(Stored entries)
____
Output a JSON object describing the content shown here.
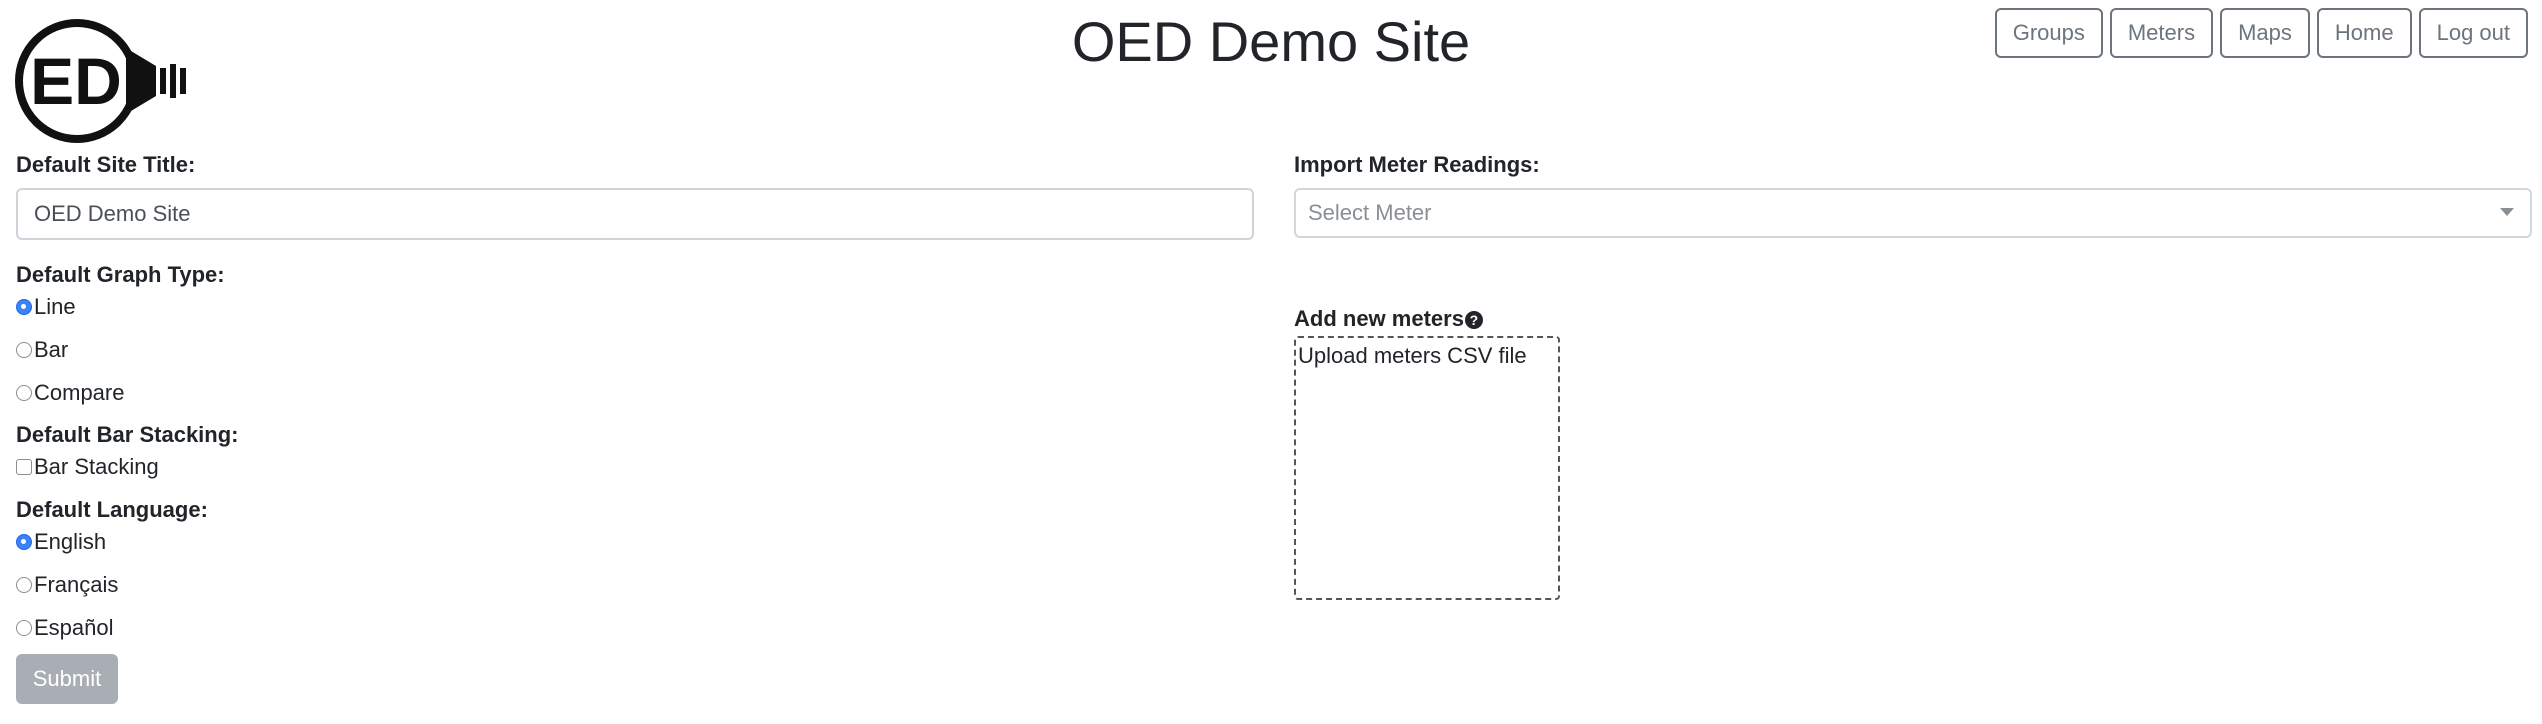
{
  "header": {
    "title": "OED Demo Site",
    "logo_text": "ED",
    "nav": [
      "Groups",
      "Meters",
      "Maps",
      "Home",
      "Log out"
    ]
  },
  "form": {
    "site_title_label": "Default Site Title:",
    "site_title_value": "OED Demo Site",
    "graph_type_label": "Default Graph Type:",
    "graph_types": [
      {
        "label": "Line",
        "checked": true
      },
      {
        "label": "Bar",
        "checked": false
      },
      {
        "label": "Compare",
        "checked": false
      }
    ],
    "bar_stacking_label": "Default Bar Stacking:",
    "bar_stacking_option": "Bar Stacking",
    "bar_stacking_checked": false,
    "language_label": "Default Language:",
    "languages": [
      {
        "label": "English",
        "checked": true
      },
      {
        "label": "Français",
        "checked": false
      },
      {
        "label": "Español",
        "checked": false
      }
    ],
    "submit_label": "Submit"
  },
  "import": {
    "label": "Import Meter Readings:",
    "select_placeholder": "Select Meter",
    "add_meters_label": "Add new meters",
    "help_icon_glyph": "?",
    "dropzone_text": "Upload meters CSV file"
  },
  "colors": {
    "accent": "#3b82f6",
    "button_border": "#6c757d",
    "submit_disabled": "#a8aeb4"
  }
}
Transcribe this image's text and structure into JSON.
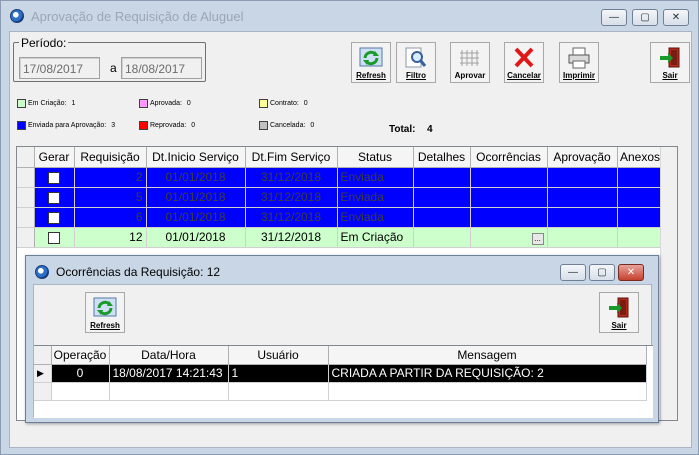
{
  "window": {
    "title": "Aprovação de Requisição de Aluguel",
    "controls": {
      "minimize": "—",
      "maximize": "▢",
      "close": "✕"
    }
  },
  "period": {
    "label": "Período:",
    "from": "17/08/2017",
    "separator": "a",
    "to": "18/08/2017"
  },
  "toolbar": {
    "refresh": "Refresh",
    "filtro": "Filtro",
    "aprovar": "Aprovar",
    "cancelar": "Cancelar",
    "imprimir": "Imprimir",
    "sair": "Sair"
  },
  "legend": {
    "items": [
      {
        "label": "Em Criação:",
        "count": "1",
        "color": "#ccffcc"
      },
      {
        "label": "Aprovada:",
        "count": "0",
        "color": "#ff99ff"
      },
      {
        "label": "Contrato:",
        "count": "0",
        "color": "#ffff99"
      },
      {
        "label": "Enviada para Aprovação:",
        "count": "3",
        "color": "#0000ff"
      },
      {
        "label": "Reprovada:",
        "count": "0",
        "color": "#ff0000"
      },
      {
        "label": "Cancelada:",
        "count": "0",
        "color": "#c0c0c0"
      }
    ],
    "total_label": "Total:",
    "total_value": "4"
  },
  "grid": {
    "columns": [
      "Gerar",
      "Requisição",
      "Dt.Inicio Serviço",
      "Dt.Fim Serviço",
      "Status",
      "Detalhes",
      "Ocorrências",
      "Aprovação",
      "Anexos"
    ],
    "rows": [
      {
        "requisicao": "2",
        "inicio": "01/01/2018",
        "fim": "31/12/2018",
        "status": "Enviada"
      },
      {
        "requisicao": "5",
        "inicio": "01/01/2018",
        "fim": "31/12/2018",
        "status": "Enviada"
      },
      {
        "requisicao": "6",
        "inicio": "01/01/2018",
        "fim": "31/12/2018",
        "status": "Enviada"
      },
      {
        "requisicao": "12",
        "inicio": "01/01/2018",
        "fim": "31/12/2018",
        "status": "Em Criação",
        "ocorrencias_btn": "..."
      }
    ]
  },
  "dialog": {
    "title": "Ocorrências da Requisição: 12",
    "refresh": "Refresh",
    "sair": "Sair",
    "columns": [
      "Operação",
      "Data/Hora",
      "Usuário",
      "Mensagem"
    ],
    "rows": [
      {
        "operacao": "0",
        "datahora": "18/08/2017 14:21:43",
        "usuario": "1",
        "mensagem": "CRIADA A PARTIR DA REQUISIÇÃO: 2",
        "indicator": "▶"
      }
    ]
  },
  "colors": {
    "enviada": "#0000ff",
    "em_criacao": "#ccffcc",
    "selected_row": "#000000",
    "titlebar": "#c9d6e6"
  }
}
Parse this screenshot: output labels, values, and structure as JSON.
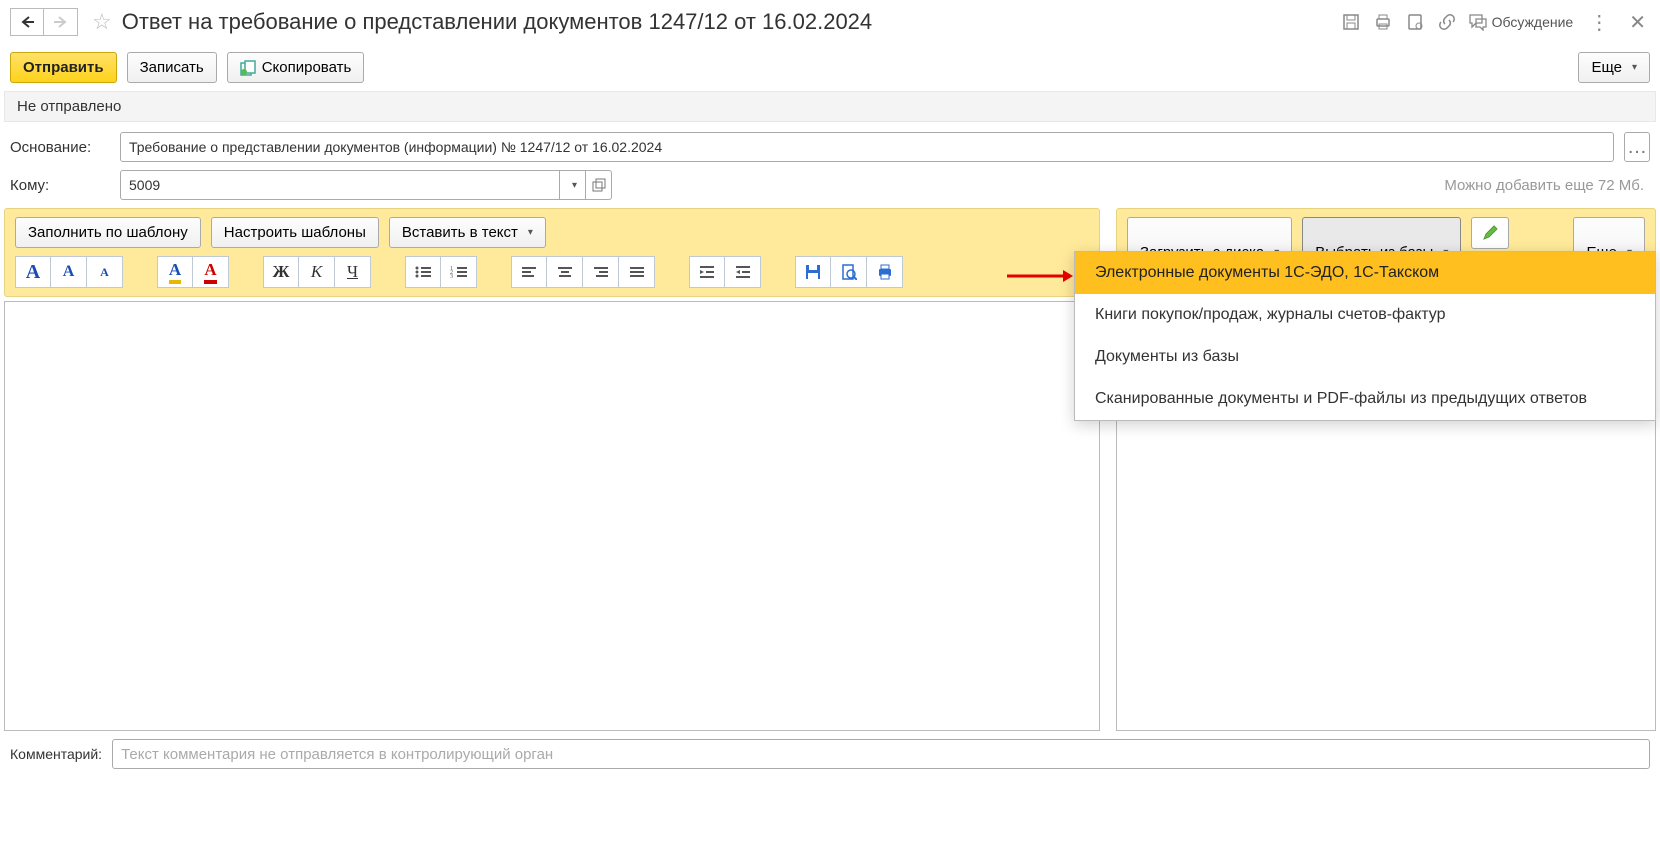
{
  "title": "Ответ на требование о представлении документов 1247/12 от 16.02.2024",
  "discussion_label": "Обсуждение",
  "cmdbar": {
    "send": "Отправить",
    "save": "Записать",
    "copy": "Скопировать",
    "more": "Еще"
  },
  "status": "Не отправлено",
  "form": {
    "basis_label": "Основание:",
    "basis_value": "Требование о представлении документов (информации) № 1247/12 от 16.02.2024",
    "to_label": "Кому:",
    "to_value": "5009",
    "attach_hint": "Можно добавить еще 72 Мб."
  },
  "left_toolbar": {
    "fill_template": "Заполнить по шаблону",
    "configure_templates": "Настроить шаблоны",
    "insert_text": "Вставить в текст"
  },
  "right_toolbar": {
    "load_disk": "Загрузить с диска",
    "select_base": "Выбрать из базы",
    "more": "Еще"
  },
  "dropdown": {
    "items": [
      "Электронные документы 1С-ЭДО, 1С-Такском",
      "Книги покупок/продаж, журналы счетов-фактур",
      "Документы из базы",
      "Сканированные документы и PDF-файлы из предыдущих ответов"
    ]
  },
  "comment": {
    "label": "Комментарий:",
    "placeholder": "Текст комментария не отправляется в контролирующий орган"
  }
}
____
*AIM*.
Provide only the count of lines in the material above that hold the word "Default".

*SOLVED EXERCISE*.
4